## Work required
Repeat all the records exactly, omitting pictures.

**********

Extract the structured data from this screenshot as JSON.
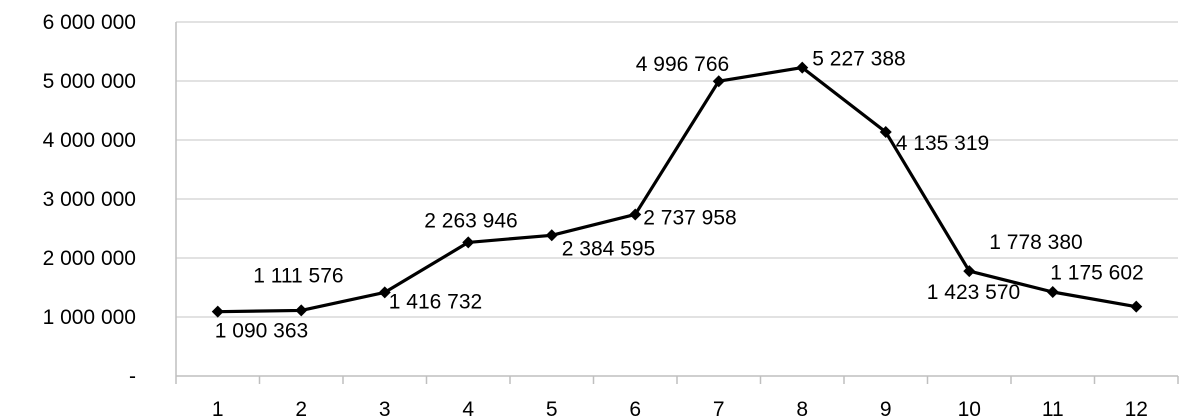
{
  "chart_data": {
    "type": "line",
    "title": "",
    "xlabel": "",
    "ylabel": "",
    "categories": [
      "1",
      "2",
      "3",
      "4",
      "5",
      "6",
      "7",
      "8",
      "9",
      "10",
      "11",
      "12"
    ],
    "series": [
      {
        "values": [
          1090363,
          1111576,
          1416732,
          2263946,
          2384595,
          2737958,
          4996766,
          5227388,
          4135319,
          1778380,
          1423570,
          1175602
        ]
      }
    ],
    "data_labels": [
      "1 090 363",
      "1 111 576",
      "1 416 732",
      "2 263 946",
      "2 384 595",
      "2 737 958",
      "4 996 766",
      "5 227 388",
      "4 135 319",
      "1 778 380",
      "1 423 570",
      "1 175 602"
    ],
    "y_tick_labels": [
      "-",
      "1 000 000",
      "2 000 000",
      "3 000 000",
      "4 000 000",
      "5 000 000",
      "6 000 000"
    ],
    "ylim": [
      0,
      6000000
    ],
    "grid": true,
    "legend": "none",
    "marker": "diamond",
    "colors": {
      "line": "#000000",
      "grid": "#d9d9d9",
      "axis": "#bfbfbf"
    }
  }
}
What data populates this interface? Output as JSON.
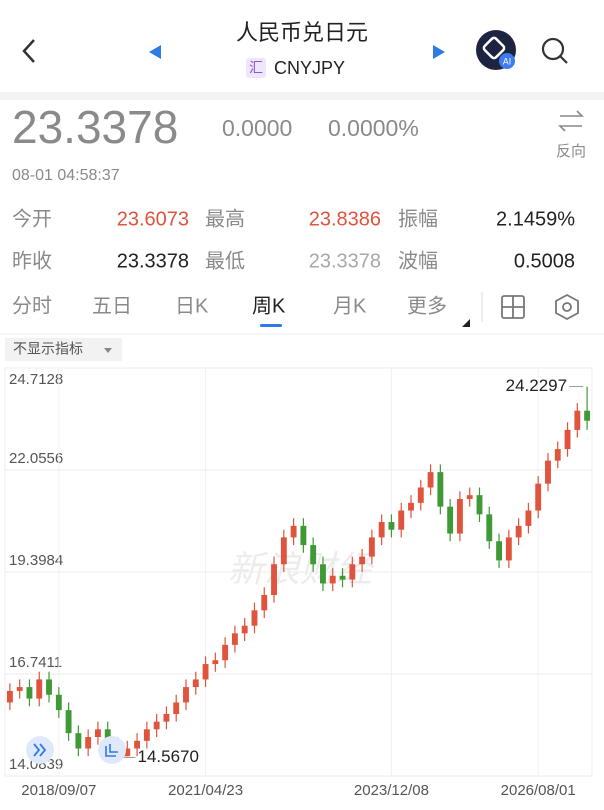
{
  "header": {
    "title": "人民币兑日元",
    "badge": "汇",
    "symbol": "CNYJPY",
    "ai": "AI"
  },
  "quote": {
    "price": "23.3378",
    "change": "0.0000",
    "change_pct": "0.0000%",
    "reverse": "反向",
    "time": "08-01 04:58:37"
  },
  "stats": [
    [
      "今开",
      "23.6073",
      "最高",
      "23.8386",
      "振幅",
      "2.1459%"
    ],
    [
      "昨收",
      "23.3378",
      "最低",
      "23.3378",
      "波幅",
      "0.5008"
    ]
  ],
  "tabs": [
    "分时",
    "五日",
    "日K",
    "周K",
    "月K",
    "更多"
  ],
  "indicator": "不显示指标",
  "watermark": "新浪财经",
  "chart_data": {
    "type": "candlestick",
    "up_color": "#e0533c",
    "down_color": "#3f9a35",
    "ylim": [
      14.0839,
      24.7128
    ],
    "yticks": [
      14.0839,
      16.7411,
      19.3984,
      22.0556,
      24.7128
    ],
    "grid": true,
    "categories": [
      null,
      null,
      null,
      null,
      null,
      "2018/09/07",
      null,
      null,
      null,
      null,
      null,
      null,
      null,
      null,
      null,
      null,
      null,
      null,
      null,
      null,
      "2021/04/23",
      null,
      null,
      null,
      null,
      null,
      null,
      null,
      null,
      null,
      null,
      null,
      null,
      null,
      null,
      null,
      null,
      null,
      null,
      "2023/12/08",
      null,
      null,
      null,
      null,
      null,
      null,
      null,
      null,
      null,
      null,
      null,
      null,
      null,
      null,
      "2026/08/01",
      null,
      null,
      null,
      null,
      null
    ],
    "open": [
      16.0,
      16.3,
      16.4,
      16.1,
      16.6,
      16.2,
      15.8,
      15.2,
      14.8,
      15.1,
      15.3,
      14.9,
      14.6,
      14.8,
      15.0,
      15.3,
      15.5,
      15.7,
      16.0,
      16.4,
      16.6,
      17.0,
      17.1,
      17.5,
      17.8,
      18.0,
      18.4,
      18.8,
      19.6,
      20.3,
      20.6,
      20.1,
      19.6,
      19.1,
      19.3,
      19.2,
      19.6,
      19.8,
      20.3,
      20.7,
      20.5,
      21.0,
      21.2,
      21.6,
      22.0,
      21.1,
      20.4,
      21.3,
      21.4,
      20.9,
      20.2,
      19.7,
      20.3,
      20.6,
      21.0,
      21.7,
      22.3,
      22.6,
      23.1,
      23.6
    ],
    "high": [
      16.5,
      16.6,
      16.6,
      16.8,
      16.8,
      16.4,
      16.0,
      15.4,
      15.3,
      15.5,
      15.5,
      15.1,
      15.0,
      15.2,
      15.5,
      15.7,
      15.9,
      16.2,
      16.6,
      16.8,
      17.2,
      17.3,
      17.7,
      18.0,
      18.2,
      18.6,
      19.0,
      19.8,
      20.5,
      20.8,
      20.8,
      20.3,
      19.8,
      19.5,
      19.5,
      19.8,
      20.0,
      20.5,
      20.9,
      20.9,
      21.2,
      21.4,
      21.8,
      22.2,
      22.2,
      21.3,
      21.5,
      21.6,
      21.6,
      21.1,
      20.4,
      20.5,
      20.8,
      21.2,
      21.9,
      22.5,
      22.8,
      23.3,
      23.8,
      24.2297
    ],
    "low": [
      15.8,
      16.1,
      15.9,
      15.9,
      16.0,
      15.6,
      15.0,
      14.6,
      14.6,
      14.9,
      14.7,
      14.567,
      14.6,
      14.6,
      14.8,
      15.1,
      15.3,
      15.5,
      15.8,
      16.2,
      16.4,
      16.8,
      16.9,
      17.3,
      17.6,
      17.8,
      18.2,
      18.6,
      19.4,
      20.1,
      19.9,
      19.4,
      18.9,
      18.9,
      19.0,
      19.0,
      19.4,
      19.6,
      20.1,
      20.3,
      20.3,
      20.8,
      21.0,
      21.4,
      20.9,
      20.2,
      20.2,
      21.1,
      20.7,
      20.0,
      19.5,
      19.5,
      20.1,
      20.4,
      20.8,
      21.5,
      22.1,
      22.4,
      22.9,
      23.1
    ],
    "close": [
      16.3,
      16.4,
      16.1,
      16.6,
      16.2,
      15.8,
      15.2,
      14.8,
      15.1,
      15.3,
      14.9,
      14.6,
      14.8,
      15.0,
      15.3,
      15.5,
      15.7,
      16.0,
      16.4,
      16.6,
      17.0,
      17.1,
      17.5,
      17.8,
      18.0,
      18.4,
      18.8,
      19.6,
      20.3,
      20.6,
      20.1,
      19.6,
      19.1,
      19.3,
      19.2,
      19.6,
      19.8,
      20.3,
      20.7,
      20.5,
      21.0,
      21.2,
      21.6,
      22.0,
      21.1,
      20.4,
      21.3,
      21.4,
      20.9,
      20.2,
      19.7,
      20.3,
      20.6,
      21.0,
      21.7,
      22.3,
      22.6,
      23.1,
      23.6,
      23.3378
    ],
    "max_label": "24.2297",
    "min_label": "14.5670"
  }
}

**********

## Solution to this task
Extract the structured data from this screenshot as JSON.
{
  "chart_data": {
    "type": "line",
    "title": "",
    "xlabel": "",
    "ylabel": "",
    "categories": [
      "1",
      "2",
      "3",
      "4",
      "5",
      "6",
      "7",
      "8",
      "9",
      "10",
      "11",
      "12"
    ],
    "series": [
      {
        "values": [
          1090363,
          1111576,
          1416732,
          2263946,
          2384595,
          2737958,
          4996766,
          5227388,
          4135319,
          1778380,
          1423570,
          1175602
        ]
      }
    ],
    "data_labels": [
      "1 090 363",
      "1 111 576",
      "1 416 732",
      "2 263 946",
      "2 384 595",
      "2 737 958",
      "4 996 766",
      "5 227 388",
      "4 135 319",
      "1 778 380",
      "1 423 570",
      "1 175 602"
    ],
    "y_tick_labels": [
      "-",
      "1 000 000",
      "2 000 000",
      "3 000 000",
      "4 000 000",
      "5 000 000",
      "6 000 000"
    ],
    "ylim": [
      0,
      6000000
    ],
    "grid": true,
    "legend": "none",
    "marker": "diamond",
    "colors": {
      "line": "#000000",
      "grid": "#d9d9d9",
      "axis": "#bfbfbf"
    }
  }
}
What data populates this interface? Output as JSON.
{
  "header": {
    "title": "人民币兑日元",
    "badge": "汇",
    "symbol": "CNYJPY",
    "ai": "AI"
  },
  "quote": {
    "price": "23.3378",
    "change": "0.0000",
    "change_pct": "0.0000%",
    "reverse": "反向",
    "time": "08-01 04:58:37"
  },
  "stats": [
    [
      "今开",
      "23.6073",
      "最高",
      "23.8386",
      "振幅",
      "2.1459%"
    ],
    [
      "昨收",
      "23.3378",
      "最低",
      "23.3378",
      "波幅",
      "0.5008"
    ]
  ],
  "tabs": [
    "分时",
    "五日",
    "日K",
    "周K",
    "月K",
    "更多"
  ],
  "indicator": "不显示指标",
  "watermark": "新浪财经",
  "chart_data": {
    "type": "candlestick",
    "up_color": "#e0533c",
    "down_color": "#3f9a35",
    "ylim": [
      14.0839,
      24.7128
    ],
    "yticks": [
      14.0839,
      16.7411,
      19.3984,
      22.0556,
      24.7128
    ],
    "grid": true,
    "categories": [
      null,
      null,
      null,
      null,
      null,
      "2018/09/07",
      null,
      null,
      null,
      null,
      null,
      null,
      null,
      null,
      null,
      null,
      null,
      null,
      null,
      null,
      "2021/04/23",
      null,
      null,
      null,
      null,
      null,
      null,
      null,
      null,
      null,
      null,
      null,
      null,
      null,
      null,
      null,
      null,
      null,
      null,
      "2023/12/08",
      null,
      null,
      null,
      null,
      null,
      null,
      null,
      null,
      null,
      null,
      null,
      null,
      null,
      null,
      "2026/08/01",
      null,
      null,
      null,
      null,
      null
    ],
    "open": [
      16.0,
      16.3,
      16.4,
      16.1,
      16.6,
      16.2,
      15.8,
      15.2,
      14.8,
      15.1,
      15.3,
      14.9,
      14.6,
      14.8,
      15.0,
      15.3,
      15.5,
      15.7,
      16.0,
      16.4,
      16.6,
      17.0,
      17.1,
      17.5,
      17.8,
      18.0,
      18.4,
      18.8,
      19.6,
      20.3,
      20.6,
      20.1,
      19.6,
      19.1,
      19.3,
      19.2,
      19.6,
      19.8,
      20.3,
      20.7,
      20.5,
      21.0,
      21.2,
      21.6,
      22.0,
      21.1,
      20.4,
      21.3,
      21.4,
      20.9,
      20.2,
      19.7,
      20.3,
      20.6,
      21.0,
      21.7,
      22.3,
      22.6,
      23.1,
      23.6
    ],
    "high": [
      16.5,
      16.6,
      16.6,
      16.8,
      16.8,
      16.4,
      16.0,
      15.4,
      15.3,
      15.5,
      15.5,
      15.1,
      15.0,
      15.2,
      15.5,
      15.7,
      15.9,
      16.2,
      16.6,
      16.8,
      17.2,
      17.3,
      17.7,
      18.0,
      18.2,
      18.6,
      19.0,
      19.8,
      20.5,
      20.8,
      20.8,
      20.3,
      19.8,
      19.5,
      19.5,
      19.8,
      20.0,
      20.5,
      20.9,
      20.9,
      21.2,
      21.4,
      21.8,
      22.2,
      22.2,
      21.3,
      21.5,
      21.6,
      21.6,
      21.1,
      20.4,
      20.5,
      20.8,
      21.2,
      21.9,
      22.5,
      22.8,
      23.3,
      23.8,
      24.2297
    ],
    "low": [
      15.8,
      16.1,
      15.9,
      15.9,
      16.0,
      15.6,
      15.0,
      14.6,
      14.6,
      14.9,
      14.7,
      14.567,
      14.6,
      14.6,
      14.8,
      15.1,
      15.3,
      15.5,
      15.8,
      16.2,
      16.4,
      16.8,
      16.9,
      17.3,
      17.6,
      17.8,
      18.2,
      18.6,
      19.4,
      20.1,
      19.9,
      19.4,
      18.9,
      18.9,
      19.0,
      19.0,
      19.4,
      19.6,
      20.1,
      20.3,
      20.3,
      20.8,
      21.0,
      21.4,
      20.9,
      20.2,
      20.2,
      21.1,
      20.7,
      20.0,
      19.5,
      19.5,
      20.1,
      20.4,
      20.8,
      21.5,
      22.1,
      22.4,
      22.9,
      23.1
    ],
    "close": [
      16.3,
      16.4,
      16.1,
      16.6,
      16.2,
      15.8,
      15.2,
      14.8,
      15.1,
      15.3,
      14.9,
      14.6,
      14.8,
      15.0,
      15.3,
      15.5,
      15.7,
      16.0,
      16.4,
      16.6,
      17.0,
      17.1,
      17.5,
      17.8,
      18.0,
      18.4,
      18.8,
      19.6,
      20.3,
      20.6,
      20.1,
      19.6,
      19.1,
      19.3,
      19.2,
      19.6,
      19.8,
      20.3,
      20.7,
      20.5,
      21.0,
      21.2,
      21.6,
      22.0,
      21.1,
      20.4,
      21.3,
      21.4,
      20.9,
      20.2,
      19.7,
      20.3,
      20.6,
      21.0,
      21.7,
      22.3,
      22.6,
      23.1,
      23.6,
      23.3378
    ],
    "max_label": "24.2297",
    "min_label": "14.5670"
  }
}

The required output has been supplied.